**Exercise:**
Count how many lines include "this" and answer with that number only.

**Data excerpts:**
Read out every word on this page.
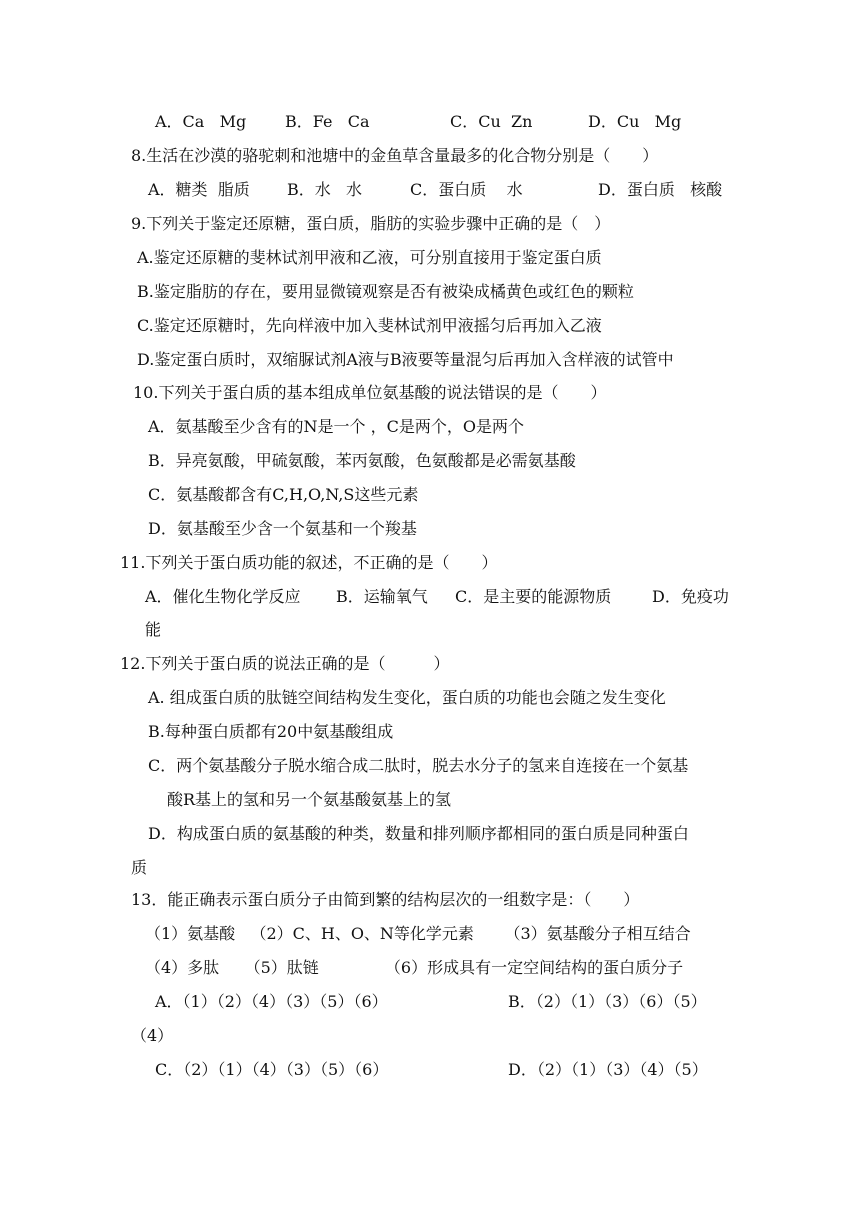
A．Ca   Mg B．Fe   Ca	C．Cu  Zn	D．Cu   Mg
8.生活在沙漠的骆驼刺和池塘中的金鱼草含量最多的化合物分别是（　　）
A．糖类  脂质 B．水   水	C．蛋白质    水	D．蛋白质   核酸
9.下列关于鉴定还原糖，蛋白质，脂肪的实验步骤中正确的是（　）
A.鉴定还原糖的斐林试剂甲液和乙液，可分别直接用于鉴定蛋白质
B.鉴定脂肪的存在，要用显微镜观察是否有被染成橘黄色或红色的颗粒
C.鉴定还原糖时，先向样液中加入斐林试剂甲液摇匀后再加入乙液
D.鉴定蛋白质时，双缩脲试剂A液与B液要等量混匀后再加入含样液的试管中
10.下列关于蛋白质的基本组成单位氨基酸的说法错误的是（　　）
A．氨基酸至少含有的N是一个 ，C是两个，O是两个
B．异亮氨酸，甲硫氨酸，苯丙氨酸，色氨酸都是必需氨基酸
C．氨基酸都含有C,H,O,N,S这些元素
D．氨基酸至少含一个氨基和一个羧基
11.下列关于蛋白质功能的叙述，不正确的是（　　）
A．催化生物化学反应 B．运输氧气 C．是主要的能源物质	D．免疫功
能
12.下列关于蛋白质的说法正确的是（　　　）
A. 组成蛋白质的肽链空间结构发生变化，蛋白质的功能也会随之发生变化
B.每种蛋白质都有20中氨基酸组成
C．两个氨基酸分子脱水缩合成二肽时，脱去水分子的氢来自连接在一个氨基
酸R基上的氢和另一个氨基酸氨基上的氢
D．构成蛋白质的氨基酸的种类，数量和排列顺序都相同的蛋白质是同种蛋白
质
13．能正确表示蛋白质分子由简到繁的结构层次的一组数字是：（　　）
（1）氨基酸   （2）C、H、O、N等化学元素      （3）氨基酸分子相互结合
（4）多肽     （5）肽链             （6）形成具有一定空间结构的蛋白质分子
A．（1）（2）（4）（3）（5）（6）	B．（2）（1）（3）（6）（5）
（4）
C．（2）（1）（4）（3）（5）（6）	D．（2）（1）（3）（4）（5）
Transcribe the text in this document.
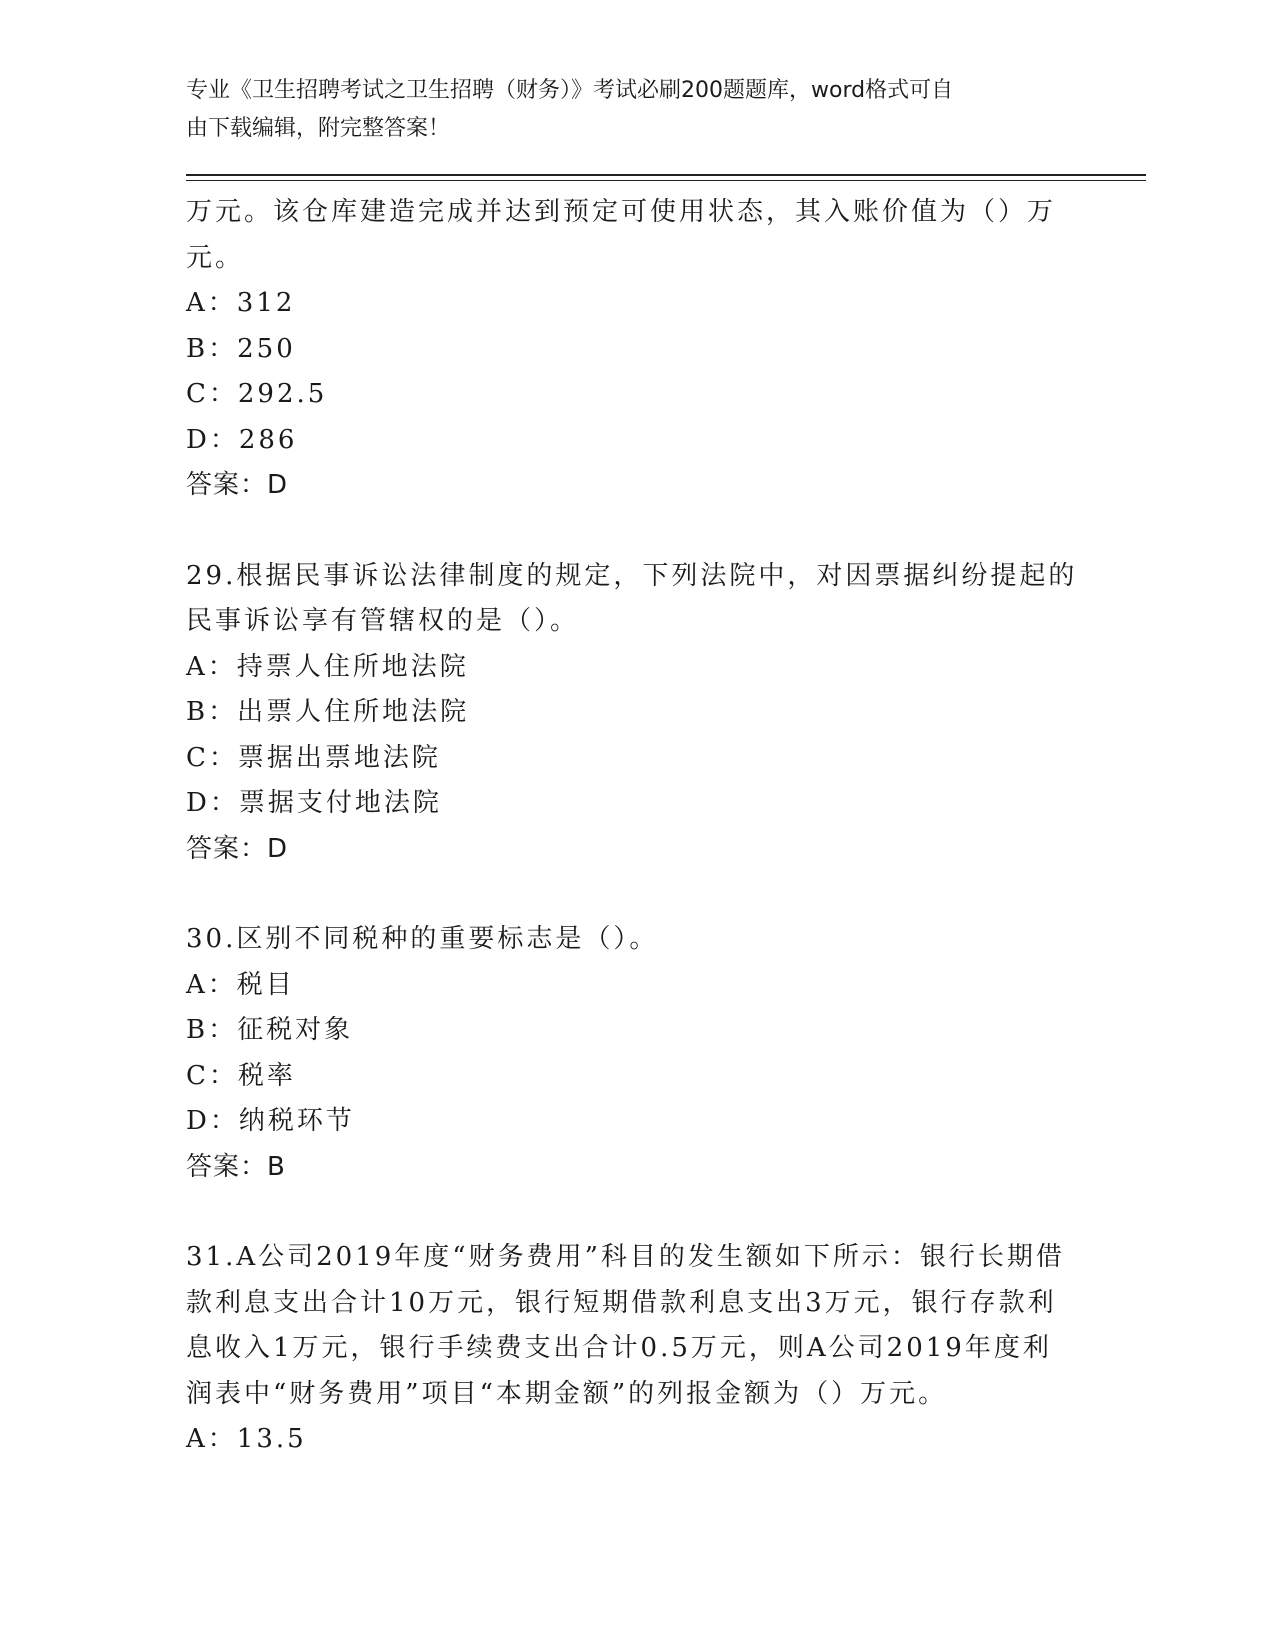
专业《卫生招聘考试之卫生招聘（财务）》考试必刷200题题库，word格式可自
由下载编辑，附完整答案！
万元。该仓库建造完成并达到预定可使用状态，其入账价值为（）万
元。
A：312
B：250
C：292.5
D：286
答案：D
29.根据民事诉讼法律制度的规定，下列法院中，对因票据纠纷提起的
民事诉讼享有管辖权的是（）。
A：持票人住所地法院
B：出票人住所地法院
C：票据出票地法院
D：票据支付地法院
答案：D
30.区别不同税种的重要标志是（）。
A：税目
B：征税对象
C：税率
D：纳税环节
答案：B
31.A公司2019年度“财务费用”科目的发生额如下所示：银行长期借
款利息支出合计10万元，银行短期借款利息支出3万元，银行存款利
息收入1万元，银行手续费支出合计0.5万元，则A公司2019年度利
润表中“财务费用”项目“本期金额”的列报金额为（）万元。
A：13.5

**Response below:**
2